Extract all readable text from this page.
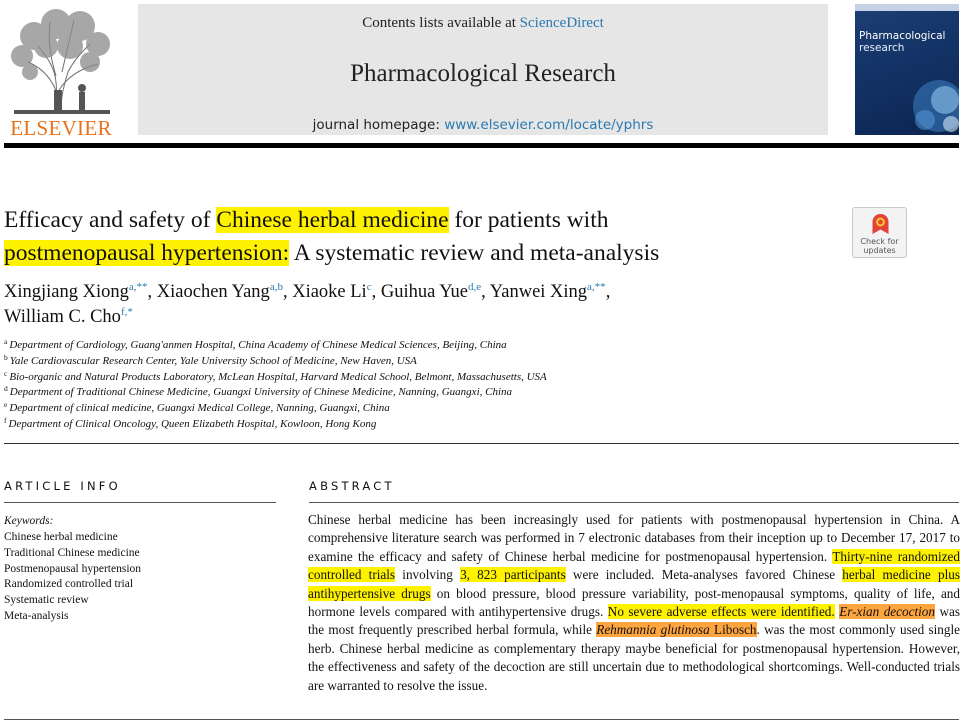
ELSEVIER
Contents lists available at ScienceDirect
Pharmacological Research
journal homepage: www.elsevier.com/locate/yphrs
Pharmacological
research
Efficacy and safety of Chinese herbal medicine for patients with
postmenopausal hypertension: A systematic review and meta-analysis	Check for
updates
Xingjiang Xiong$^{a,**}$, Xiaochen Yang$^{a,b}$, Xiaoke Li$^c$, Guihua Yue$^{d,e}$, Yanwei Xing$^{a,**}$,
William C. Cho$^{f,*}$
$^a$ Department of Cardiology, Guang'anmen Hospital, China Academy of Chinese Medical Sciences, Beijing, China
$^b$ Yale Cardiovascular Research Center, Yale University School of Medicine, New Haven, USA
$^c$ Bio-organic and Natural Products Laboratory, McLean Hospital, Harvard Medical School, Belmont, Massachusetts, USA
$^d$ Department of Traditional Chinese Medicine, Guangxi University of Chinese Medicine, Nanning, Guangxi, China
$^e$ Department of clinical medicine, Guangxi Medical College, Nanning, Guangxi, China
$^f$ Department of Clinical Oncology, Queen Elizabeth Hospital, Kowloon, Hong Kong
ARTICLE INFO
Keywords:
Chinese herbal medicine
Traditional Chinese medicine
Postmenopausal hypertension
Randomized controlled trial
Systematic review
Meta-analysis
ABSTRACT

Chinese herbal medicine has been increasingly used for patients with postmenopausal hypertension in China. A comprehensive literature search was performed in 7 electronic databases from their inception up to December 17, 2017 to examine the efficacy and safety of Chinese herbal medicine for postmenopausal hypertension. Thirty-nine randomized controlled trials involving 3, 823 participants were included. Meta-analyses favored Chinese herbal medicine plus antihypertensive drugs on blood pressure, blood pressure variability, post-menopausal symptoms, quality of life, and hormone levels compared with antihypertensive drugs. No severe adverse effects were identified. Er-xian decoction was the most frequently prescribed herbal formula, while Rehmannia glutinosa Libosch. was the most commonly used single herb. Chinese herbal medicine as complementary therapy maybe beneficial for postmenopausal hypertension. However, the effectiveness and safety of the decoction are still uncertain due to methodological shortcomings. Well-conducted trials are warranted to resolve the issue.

What is expected: Copy out each line of the data that has the word "University" in it.

Solution:
$^b$ Yale Cardiovascular Research Center, Yale University School of Medicine, New Haven, USA
$^d$ Department of Traditional Chinese Medicine, Guangxi University of Chinese Medicine, Nanning, Guangxi, China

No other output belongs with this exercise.